■ Prompt
Count how many lines of the data below contain the string "czerwiec"; the reply should be that number alone.

■ Entries shown
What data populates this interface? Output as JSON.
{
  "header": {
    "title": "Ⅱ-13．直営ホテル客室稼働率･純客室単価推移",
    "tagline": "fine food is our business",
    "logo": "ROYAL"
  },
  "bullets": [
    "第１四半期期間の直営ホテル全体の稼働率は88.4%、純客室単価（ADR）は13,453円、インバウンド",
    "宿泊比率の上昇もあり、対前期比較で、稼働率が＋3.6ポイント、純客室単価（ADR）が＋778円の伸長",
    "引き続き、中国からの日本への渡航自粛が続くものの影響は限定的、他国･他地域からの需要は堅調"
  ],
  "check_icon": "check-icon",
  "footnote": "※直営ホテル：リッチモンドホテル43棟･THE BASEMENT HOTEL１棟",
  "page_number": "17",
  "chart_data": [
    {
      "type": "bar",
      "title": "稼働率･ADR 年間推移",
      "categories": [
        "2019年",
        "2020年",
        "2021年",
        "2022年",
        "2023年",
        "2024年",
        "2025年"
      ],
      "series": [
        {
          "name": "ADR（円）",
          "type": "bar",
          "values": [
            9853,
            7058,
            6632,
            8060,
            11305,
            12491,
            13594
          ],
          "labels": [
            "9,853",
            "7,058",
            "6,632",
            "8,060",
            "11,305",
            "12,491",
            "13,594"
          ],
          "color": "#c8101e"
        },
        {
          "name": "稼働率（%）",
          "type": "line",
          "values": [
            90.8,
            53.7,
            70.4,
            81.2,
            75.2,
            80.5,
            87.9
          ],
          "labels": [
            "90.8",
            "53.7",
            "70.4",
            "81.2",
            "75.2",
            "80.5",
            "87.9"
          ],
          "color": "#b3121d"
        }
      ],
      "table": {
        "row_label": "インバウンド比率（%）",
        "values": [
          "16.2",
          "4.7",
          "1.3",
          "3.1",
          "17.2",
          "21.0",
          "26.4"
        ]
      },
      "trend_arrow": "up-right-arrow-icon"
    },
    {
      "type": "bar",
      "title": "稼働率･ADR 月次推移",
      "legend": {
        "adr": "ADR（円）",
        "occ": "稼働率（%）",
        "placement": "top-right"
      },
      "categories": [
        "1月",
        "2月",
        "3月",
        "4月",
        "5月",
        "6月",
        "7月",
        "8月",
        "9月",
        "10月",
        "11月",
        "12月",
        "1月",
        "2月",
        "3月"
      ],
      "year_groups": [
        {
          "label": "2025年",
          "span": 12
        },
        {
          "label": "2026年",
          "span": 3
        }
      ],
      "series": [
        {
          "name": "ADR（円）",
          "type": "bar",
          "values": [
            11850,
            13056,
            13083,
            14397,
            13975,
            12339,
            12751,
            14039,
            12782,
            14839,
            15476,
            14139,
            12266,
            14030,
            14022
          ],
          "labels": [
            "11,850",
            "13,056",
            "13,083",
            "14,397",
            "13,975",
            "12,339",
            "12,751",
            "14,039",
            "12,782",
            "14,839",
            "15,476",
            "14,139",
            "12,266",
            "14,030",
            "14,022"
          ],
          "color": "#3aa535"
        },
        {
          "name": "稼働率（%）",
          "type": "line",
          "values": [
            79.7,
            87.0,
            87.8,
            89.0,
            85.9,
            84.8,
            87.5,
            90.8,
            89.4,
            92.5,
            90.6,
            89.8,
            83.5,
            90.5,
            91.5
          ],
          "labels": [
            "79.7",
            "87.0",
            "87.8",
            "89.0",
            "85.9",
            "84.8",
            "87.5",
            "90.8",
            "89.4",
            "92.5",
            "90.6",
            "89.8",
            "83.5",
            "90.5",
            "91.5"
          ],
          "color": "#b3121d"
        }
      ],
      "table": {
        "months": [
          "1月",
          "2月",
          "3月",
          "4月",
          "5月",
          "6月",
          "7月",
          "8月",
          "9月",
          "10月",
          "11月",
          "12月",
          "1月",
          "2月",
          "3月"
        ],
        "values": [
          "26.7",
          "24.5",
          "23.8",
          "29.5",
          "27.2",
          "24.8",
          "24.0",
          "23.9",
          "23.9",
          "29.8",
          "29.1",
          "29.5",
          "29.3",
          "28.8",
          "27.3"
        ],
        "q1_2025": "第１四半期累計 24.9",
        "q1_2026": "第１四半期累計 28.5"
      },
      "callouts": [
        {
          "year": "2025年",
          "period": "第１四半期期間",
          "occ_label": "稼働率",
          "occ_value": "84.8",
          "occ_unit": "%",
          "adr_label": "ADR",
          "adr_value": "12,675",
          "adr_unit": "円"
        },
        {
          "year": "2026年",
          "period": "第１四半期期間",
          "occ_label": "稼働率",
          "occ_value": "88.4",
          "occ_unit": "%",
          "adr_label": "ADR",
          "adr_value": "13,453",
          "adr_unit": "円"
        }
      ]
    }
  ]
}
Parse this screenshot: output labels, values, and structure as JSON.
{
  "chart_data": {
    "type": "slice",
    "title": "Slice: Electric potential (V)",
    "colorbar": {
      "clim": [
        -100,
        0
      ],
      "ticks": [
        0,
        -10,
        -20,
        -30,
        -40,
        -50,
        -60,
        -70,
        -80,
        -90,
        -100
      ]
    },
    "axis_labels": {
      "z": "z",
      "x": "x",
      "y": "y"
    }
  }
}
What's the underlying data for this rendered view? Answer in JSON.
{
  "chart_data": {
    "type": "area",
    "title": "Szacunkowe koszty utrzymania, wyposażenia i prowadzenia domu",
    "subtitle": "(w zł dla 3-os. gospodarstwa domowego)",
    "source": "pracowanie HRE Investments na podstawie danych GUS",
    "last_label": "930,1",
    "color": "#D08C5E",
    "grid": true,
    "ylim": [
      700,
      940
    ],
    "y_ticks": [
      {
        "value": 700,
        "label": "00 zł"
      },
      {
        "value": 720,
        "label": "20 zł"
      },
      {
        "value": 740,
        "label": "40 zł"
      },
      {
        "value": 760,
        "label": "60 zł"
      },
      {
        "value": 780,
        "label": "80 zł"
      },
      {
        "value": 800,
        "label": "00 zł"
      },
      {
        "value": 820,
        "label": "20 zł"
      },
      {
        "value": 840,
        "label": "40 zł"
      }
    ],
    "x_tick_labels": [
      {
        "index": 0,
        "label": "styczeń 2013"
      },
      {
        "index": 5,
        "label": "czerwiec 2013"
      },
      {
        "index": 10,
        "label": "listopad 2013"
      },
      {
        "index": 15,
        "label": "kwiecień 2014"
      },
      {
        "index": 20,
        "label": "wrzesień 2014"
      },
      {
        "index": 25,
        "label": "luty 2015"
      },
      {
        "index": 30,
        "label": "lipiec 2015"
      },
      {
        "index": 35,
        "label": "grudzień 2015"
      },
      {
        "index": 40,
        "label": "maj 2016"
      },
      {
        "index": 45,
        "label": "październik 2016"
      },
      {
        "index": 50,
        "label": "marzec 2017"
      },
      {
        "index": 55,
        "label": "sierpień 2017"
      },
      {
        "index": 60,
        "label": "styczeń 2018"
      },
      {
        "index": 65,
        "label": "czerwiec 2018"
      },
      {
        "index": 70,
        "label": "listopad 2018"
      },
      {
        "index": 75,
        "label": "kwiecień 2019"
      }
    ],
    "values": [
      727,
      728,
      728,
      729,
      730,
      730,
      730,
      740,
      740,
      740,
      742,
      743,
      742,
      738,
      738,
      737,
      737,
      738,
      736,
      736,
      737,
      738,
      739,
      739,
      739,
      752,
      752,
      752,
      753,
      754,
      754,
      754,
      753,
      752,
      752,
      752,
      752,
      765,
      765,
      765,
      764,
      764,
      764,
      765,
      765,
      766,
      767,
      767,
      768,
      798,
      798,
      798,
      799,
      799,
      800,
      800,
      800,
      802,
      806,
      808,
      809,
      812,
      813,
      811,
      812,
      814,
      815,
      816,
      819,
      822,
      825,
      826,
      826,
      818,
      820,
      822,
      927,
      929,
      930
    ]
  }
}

■ Result of this exercise
2